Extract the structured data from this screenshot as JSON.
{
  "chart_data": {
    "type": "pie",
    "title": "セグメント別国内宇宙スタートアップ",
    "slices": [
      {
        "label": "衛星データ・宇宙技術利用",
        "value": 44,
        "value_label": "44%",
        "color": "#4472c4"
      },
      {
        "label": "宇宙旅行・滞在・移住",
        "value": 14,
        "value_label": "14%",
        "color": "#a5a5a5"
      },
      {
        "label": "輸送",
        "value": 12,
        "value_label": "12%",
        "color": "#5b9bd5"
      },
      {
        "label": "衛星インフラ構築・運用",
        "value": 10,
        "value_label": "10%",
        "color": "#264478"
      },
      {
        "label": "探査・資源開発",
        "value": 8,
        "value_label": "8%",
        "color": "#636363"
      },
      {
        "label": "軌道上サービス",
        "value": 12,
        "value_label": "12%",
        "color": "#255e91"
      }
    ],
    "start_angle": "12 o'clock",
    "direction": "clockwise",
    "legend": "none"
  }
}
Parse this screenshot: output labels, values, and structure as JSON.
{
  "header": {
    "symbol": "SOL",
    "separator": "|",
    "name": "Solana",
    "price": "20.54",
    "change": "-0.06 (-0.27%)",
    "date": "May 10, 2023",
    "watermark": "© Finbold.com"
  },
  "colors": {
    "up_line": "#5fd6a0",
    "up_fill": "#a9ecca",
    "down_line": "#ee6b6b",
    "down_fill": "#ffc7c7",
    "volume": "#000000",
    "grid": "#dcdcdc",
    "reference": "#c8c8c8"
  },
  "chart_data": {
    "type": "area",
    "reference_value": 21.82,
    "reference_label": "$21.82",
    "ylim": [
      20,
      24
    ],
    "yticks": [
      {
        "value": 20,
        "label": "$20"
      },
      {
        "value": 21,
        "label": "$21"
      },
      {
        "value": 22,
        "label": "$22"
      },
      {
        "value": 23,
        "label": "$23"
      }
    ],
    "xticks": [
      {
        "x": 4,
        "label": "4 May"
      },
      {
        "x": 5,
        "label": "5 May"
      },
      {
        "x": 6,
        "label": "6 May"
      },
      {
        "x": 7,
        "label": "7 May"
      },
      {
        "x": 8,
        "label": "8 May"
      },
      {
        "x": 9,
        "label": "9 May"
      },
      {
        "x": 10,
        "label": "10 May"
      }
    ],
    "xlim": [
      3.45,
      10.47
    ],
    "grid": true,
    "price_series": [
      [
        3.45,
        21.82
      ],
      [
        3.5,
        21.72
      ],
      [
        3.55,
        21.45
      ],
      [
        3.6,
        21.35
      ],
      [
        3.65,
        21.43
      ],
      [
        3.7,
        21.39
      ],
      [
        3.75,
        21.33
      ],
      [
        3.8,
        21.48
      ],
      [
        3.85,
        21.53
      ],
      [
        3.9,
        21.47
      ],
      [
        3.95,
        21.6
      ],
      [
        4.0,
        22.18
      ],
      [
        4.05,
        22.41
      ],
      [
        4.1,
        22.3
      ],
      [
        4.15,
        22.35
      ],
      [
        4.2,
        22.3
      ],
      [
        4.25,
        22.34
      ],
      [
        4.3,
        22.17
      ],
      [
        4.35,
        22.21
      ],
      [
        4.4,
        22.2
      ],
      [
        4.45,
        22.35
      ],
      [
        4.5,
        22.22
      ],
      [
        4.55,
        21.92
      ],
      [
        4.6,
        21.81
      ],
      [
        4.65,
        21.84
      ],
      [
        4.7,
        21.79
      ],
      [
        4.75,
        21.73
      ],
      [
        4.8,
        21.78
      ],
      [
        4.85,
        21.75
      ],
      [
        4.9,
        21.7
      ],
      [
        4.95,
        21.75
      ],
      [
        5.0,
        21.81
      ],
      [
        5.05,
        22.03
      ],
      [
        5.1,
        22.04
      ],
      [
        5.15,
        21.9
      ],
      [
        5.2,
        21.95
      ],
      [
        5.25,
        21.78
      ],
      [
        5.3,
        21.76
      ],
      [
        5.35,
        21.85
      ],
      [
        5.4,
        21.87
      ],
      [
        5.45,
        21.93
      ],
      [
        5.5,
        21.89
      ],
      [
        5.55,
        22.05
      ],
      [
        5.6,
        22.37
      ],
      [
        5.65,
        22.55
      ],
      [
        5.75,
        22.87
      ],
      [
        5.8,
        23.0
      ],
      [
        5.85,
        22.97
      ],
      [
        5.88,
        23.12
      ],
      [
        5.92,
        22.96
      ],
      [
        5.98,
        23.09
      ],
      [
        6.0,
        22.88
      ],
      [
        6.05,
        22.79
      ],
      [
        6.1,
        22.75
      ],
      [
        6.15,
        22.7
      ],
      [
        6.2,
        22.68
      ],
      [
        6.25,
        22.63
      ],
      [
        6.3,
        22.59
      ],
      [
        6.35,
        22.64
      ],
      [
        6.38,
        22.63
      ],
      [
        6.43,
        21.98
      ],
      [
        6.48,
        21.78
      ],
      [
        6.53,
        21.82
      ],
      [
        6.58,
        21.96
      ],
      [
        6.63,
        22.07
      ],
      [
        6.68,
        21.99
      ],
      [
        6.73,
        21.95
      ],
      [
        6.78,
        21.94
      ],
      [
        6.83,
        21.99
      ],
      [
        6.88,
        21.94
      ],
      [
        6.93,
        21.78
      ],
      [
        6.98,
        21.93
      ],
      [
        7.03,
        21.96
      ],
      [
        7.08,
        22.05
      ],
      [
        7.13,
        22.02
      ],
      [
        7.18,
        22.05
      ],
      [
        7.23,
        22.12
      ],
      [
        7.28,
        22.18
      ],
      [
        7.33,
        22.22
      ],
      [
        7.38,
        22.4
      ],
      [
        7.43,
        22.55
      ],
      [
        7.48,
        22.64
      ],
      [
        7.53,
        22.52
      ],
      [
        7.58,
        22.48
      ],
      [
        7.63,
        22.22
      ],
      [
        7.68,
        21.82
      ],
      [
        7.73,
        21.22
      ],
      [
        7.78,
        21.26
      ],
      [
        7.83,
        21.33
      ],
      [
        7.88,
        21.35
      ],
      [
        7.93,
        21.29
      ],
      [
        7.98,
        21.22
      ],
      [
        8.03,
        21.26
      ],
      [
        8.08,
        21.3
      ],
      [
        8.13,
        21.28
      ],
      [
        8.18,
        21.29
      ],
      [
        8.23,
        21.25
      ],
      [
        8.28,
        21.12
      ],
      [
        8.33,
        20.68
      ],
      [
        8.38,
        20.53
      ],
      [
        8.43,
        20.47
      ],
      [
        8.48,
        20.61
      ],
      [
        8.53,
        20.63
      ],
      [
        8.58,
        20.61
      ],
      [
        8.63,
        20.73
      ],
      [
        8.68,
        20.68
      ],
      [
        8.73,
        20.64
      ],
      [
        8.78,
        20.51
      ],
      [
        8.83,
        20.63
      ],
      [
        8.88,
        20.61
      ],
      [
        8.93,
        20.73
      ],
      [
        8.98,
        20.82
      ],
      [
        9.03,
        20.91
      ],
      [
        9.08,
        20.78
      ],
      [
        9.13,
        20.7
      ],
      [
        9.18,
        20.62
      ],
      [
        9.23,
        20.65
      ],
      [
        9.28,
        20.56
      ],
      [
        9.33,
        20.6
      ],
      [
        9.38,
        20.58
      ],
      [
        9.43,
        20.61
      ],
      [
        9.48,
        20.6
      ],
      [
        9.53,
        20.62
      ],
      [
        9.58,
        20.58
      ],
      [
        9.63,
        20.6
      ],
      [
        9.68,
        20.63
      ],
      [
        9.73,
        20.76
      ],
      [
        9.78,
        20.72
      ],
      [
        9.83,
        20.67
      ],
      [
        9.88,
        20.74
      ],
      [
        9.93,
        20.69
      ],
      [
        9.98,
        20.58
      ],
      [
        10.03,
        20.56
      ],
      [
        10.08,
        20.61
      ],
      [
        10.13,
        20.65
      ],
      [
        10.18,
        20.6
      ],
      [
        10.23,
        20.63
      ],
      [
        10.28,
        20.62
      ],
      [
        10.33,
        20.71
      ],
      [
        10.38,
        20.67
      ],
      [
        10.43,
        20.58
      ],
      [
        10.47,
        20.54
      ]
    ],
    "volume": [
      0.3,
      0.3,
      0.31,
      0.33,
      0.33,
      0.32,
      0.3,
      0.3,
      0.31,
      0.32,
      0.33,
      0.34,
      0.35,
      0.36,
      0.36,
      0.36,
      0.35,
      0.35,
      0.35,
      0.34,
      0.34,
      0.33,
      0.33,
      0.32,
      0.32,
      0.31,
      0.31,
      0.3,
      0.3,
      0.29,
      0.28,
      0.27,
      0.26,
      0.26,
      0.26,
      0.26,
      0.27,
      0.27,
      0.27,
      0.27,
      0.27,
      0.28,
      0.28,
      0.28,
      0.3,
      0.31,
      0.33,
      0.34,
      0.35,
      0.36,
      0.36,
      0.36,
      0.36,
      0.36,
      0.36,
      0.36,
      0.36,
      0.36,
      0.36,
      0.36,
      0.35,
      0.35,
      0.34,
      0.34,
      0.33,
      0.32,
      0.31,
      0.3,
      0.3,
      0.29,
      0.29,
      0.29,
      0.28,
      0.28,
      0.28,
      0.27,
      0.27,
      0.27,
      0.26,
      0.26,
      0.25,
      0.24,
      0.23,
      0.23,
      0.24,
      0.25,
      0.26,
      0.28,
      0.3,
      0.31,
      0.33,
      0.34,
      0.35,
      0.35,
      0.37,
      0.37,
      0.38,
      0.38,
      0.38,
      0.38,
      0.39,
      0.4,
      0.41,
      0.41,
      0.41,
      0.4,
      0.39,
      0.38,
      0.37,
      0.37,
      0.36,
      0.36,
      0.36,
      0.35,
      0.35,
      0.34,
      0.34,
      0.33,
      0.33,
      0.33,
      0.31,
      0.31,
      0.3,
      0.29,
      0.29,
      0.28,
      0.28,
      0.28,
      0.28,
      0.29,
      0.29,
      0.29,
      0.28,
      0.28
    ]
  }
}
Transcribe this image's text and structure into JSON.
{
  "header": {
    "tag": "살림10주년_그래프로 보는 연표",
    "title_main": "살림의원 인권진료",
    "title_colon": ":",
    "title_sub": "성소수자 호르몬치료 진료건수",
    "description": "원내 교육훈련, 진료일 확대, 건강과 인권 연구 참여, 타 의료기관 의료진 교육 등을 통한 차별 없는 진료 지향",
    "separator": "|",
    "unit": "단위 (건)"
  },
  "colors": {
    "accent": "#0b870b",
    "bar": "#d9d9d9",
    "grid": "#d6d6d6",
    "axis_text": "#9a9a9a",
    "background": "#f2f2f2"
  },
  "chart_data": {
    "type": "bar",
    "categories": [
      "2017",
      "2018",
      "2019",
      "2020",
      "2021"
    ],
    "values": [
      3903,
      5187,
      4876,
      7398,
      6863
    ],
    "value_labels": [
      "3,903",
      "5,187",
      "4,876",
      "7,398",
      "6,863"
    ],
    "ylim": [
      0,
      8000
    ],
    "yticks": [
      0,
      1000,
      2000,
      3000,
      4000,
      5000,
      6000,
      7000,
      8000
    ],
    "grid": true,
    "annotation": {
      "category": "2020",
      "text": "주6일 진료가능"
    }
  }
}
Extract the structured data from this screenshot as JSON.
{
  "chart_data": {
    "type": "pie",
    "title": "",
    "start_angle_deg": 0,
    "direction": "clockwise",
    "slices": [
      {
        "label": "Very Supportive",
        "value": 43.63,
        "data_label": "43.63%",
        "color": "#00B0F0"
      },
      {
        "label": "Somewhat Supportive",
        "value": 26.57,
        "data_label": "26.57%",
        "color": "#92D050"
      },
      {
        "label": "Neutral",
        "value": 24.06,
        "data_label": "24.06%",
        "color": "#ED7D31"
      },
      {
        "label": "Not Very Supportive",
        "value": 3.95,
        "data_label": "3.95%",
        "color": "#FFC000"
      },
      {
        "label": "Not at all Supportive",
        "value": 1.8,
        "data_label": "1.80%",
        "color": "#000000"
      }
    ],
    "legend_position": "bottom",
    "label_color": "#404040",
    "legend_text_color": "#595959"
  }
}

**Your instructions**
Show the lines from the data above that contain the string "JSON".

**Output of the task**
Extract the structured data from this screenshot as JSON.
Parse this screenshot: output labels, values, and structure as JSON.
Transcribe this image's text and structure into JSON.
Extract the structured data from this screenshot as JSON.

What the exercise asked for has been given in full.